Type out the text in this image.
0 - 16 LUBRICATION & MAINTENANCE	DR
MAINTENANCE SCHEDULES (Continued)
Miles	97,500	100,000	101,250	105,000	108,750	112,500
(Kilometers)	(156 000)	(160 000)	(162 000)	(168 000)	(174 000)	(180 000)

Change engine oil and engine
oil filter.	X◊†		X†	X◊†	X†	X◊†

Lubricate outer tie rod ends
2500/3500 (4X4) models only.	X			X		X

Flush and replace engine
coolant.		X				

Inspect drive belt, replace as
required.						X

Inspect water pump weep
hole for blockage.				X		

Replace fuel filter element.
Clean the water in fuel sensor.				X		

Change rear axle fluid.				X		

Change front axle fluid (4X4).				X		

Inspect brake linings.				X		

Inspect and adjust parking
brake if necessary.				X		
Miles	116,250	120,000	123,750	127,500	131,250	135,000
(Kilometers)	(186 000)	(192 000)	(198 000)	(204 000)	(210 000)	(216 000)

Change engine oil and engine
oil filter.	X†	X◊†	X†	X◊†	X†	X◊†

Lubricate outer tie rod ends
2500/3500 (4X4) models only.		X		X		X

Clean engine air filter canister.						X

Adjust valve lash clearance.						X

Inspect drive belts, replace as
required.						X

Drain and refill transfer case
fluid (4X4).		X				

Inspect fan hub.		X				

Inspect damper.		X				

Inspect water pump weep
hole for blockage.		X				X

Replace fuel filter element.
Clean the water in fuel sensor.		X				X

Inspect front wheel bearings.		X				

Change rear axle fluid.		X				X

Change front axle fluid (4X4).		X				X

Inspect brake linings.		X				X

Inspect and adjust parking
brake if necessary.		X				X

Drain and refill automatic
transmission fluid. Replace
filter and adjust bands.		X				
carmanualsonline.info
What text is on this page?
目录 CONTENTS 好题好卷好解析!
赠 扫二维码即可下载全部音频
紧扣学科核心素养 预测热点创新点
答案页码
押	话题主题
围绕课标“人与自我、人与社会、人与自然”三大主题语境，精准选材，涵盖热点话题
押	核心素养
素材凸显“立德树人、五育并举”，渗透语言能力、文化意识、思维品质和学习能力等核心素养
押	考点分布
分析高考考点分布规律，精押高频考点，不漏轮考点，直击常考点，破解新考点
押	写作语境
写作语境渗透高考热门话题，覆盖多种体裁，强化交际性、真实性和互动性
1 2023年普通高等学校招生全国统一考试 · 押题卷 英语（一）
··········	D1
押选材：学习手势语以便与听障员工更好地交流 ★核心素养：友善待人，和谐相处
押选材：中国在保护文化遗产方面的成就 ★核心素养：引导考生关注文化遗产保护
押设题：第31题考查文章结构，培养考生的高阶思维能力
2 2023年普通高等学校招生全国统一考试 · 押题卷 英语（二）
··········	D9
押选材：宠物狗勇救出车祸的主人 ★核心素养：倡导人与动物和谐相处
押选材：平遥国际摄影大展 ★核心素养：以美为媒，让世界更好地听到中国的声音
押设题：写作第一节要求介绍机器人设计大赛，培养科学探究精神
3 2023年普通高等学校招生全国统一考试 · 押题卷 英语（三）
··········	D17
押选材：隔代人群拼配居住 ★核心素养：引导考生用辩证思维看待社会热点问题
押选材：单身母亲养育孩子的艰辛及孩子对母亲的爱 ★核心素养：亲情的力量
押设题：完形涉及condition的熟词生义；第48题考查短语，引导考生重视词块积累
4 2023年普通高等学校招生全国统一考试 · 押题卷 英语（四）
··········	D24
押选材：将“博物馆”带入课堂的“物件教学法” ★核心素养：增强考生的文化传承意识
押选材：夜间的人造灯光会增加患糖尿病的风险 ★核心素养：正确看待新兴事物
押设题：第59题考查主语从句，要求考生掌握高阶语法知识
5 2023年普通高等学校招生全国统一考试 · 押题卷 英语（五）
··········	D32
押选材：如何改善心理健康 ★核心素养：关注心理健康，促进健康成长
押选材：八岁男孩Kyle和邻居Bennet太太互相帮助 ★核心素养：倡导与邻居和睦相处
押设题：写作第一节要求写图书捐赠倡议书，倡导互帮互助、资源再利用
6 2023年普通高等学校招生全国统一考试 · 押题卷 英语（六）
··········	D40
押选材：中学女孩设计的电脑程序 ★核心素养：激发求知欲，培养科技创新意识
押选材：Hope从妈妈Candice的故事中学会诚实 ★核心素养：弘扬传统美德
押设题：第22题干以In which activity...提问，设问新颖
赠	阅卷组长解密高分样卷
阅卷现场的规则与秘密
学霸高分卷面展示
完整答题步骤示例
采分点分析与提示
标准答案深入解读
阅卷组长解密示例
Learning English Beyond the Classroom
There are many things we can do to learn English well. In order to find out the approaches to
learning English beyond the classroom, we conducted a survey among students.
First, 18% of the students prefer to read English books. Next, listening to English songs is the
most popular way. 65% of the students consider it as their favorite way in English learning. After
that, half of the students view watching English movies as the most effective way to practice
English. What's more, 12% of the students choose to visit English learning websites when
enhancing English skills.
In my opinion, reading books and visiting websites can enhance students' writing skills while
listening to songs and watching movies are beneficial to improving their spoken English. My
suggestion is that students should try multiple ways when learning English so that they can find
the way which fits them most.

----

*Aim:*
Reproduce the entries above exactly.

*Exercise answer:*
Type out the text in this image.
0 - 16 LUBRICATION & MAINTENANCE	DR
MAINTENANCE SCHEDULES (Continued)
Miles	97,500	100,000	101,250	105,000	108,750	112,500
(Kilometers)	(156 000)	(160 000)	(162 000)	(168 000)	(174 000)	(180 000)

Change engine oil and engine
oil filter.	X◊†		X†	X◊†	X†	X◊†

Lubricate outer tie rod ends
2500/3500 (4X4) models only.	X			X		X

Flush and replace engine
coolant.		X				

Inspect drive belt, replace as
required.						X

Inspect water pump weep
hole for blockage.				X		

Replace fuel filter element.
Clean the water in fuel sensor.				X		

Change rear axle fluid.				X		

Change front axle fluid (4X4).				X		

Inspect brake linings.				X		

Inspect and adjust parking
brake if necessary.				X		
Miles	116,250	120,000	123,750	127,500	131,250	135,000
(Kilometers)	(186 000)	(192 000)	(198 000)	(204 000)	(210 000)	(216 000)

Change engine oil and engine
oil filter.	X†	X◊†	X†	X◊†	X†	X◊†

Lubricate outer tie rod ends
2500/3500 (4X4) models only.		X		X		X

Clean engine air filter canister.						X

Adjust valve lash clearance.						X

Inspect drive belts, replace as
required.						X

Drain and refill transfer case
fluid (4X4).		X				

Inspect fan hub.		X				

Inspect damper.		X				

Inspect water pump weep
hole for blockage.		X				X

Replace fuel filter element.
Clean the water in fuel sensor.		X				X

Inspect front wheel bearings.		X				

Change rear axle fluid.		X				X

Change front axle fluid (4X4).		X				X

Inspect brake linings.		X				X

Inspect and adjust parking
brake if necessary.		X				X

Drain and refill automatic
transmission fluid. Replace
filter and adjust bands.		X				
carmanualsonline.info
What text is on this page?
目录 CONTENTS 好题好卷好解析!
赠 扫二维码即可下载全部音频
紧扣学科核心素养 预测热点创新点
答案页码
押	话题主题
围绕课标“人与自我、人与社会、人与自然”三大主题语境，精准选材，涵盖热点话题
押	核心素养
素材凸显“立德树人、五育并举”，渗透语言能力、文化意识、思维品质和学习能力等核心素养
押	考点分布
分析高考考点分布规律，精押高频考点，不漏轮考点，直击常考点，破解新考点
押	写作语境
写作语境渗透高考热门话题，覆盖多种体裁，强化交际性、真实性和互动性
1 2023年普通高等学校招生全国统一考试 · 押题卷 英语（一）
··········	D1
押选材：学习手势语以便与听障员工更好地交流 ★核心素养：友善待人，和谐相处
押选材：中国在保护文化遗产方面的成就 ★核心素养：引导考生关注文化遗产保护
押设题：第31题考查文章结构，培养考生的高阶思维能力
2 2023年普通高等学校招生全国统一考试 · 押题卷 英语（二）
··········	D9
押选材：宠物狗勇救出车祸的主人 ★核心素养：倡导人与动物和谐相处
押选材：平遥国际摄影大展 ★核心素养：以美为媒，让世界更好地听到中国的声音
押设题：写作第一节要求介绍机器人设计大赛，培养科学探究精神
3 2023年普通高等学校招生全国统一考试 · 押题卷 英语（三）
··········	D17
押选材：隔代人群拼配居住 ★核心素养：引导考生用辩证思维看待社会热点问题
押选材：单身母亲养育孩子的艰辛及孩子对母亲的爱 ★核心素养：亲情的力量
押设题：完形涉及condition的熟词生义；第48题考查短语，引导考生重视词块积累
4 2023年普通高等学校招生全国统一考试 · 押题卷 英语（四）
··········	D24
押选材：将“博物馆”带入课堂的“物件教学法” ★核心素养：增强考生的文化传承意识
押选材：夜间的人造灯光会增加患糖尿病的风险 ★核心素养：正确看待新兴事物
押设题：第59题考查主语从句，要求考生掌握高阶语法知识
5 2023年普通高等学校招生全国统一考试 · 押题卷 英语（五）
··········	D32
押选材：如何改善心理健康 ★核心素养：关注心理健康，促进健康成长
押选材：八岁男孩Kyle和邻居Bennet太太互相帮助 ★核心素养：倡导与邻居和睦相处
押设题：写作第一节要求写图书捐赠倡议书，倡导互帮互助、资源再利用
6 2023年普通高等学校招生全国统一考试 · 押题卷 英语（六）
··········	D40
押选材：中学女孩设计的电脑程序 ★核心素养：激发求知欲，培养科技创新意识
押选材：Hope从妈妈Candice的故事中学会诚实 ★核心素养：弘扬传统美德
押设题：第22题干以In which activity...提问，设问新颖
赠	阅卷组长解密高分样卷
阅卷现场的规则与秘密
学霸高分卷面展示
完整答题步骤示例
采分点分析与提示
标准答案深入解读
阅卷组长解密示例
Learning English Beyond the Classroom
There are many things we can do to learn English well. In order to find out the approaches to
learning English beyond the classroom, we conducted a survey among students.
First, 18% of the students prefer to read English books. Next, listening to English songs is the
most popular way. 65% of the students consider it as their favorite way in English learning. After
that, half of the students view watching English movies as the most effective way to practice
English. What's more, 12% of the students choose to visit English learning websites when
enhancing English skills.
In my opinion, reading books and visiting websites can enhance students' writing skills while
listening to songs and watching movies are beneficial to improving their spoken English. My
suggestion is that students should try multiple ways when learning English so that they can find
the way which fits them most.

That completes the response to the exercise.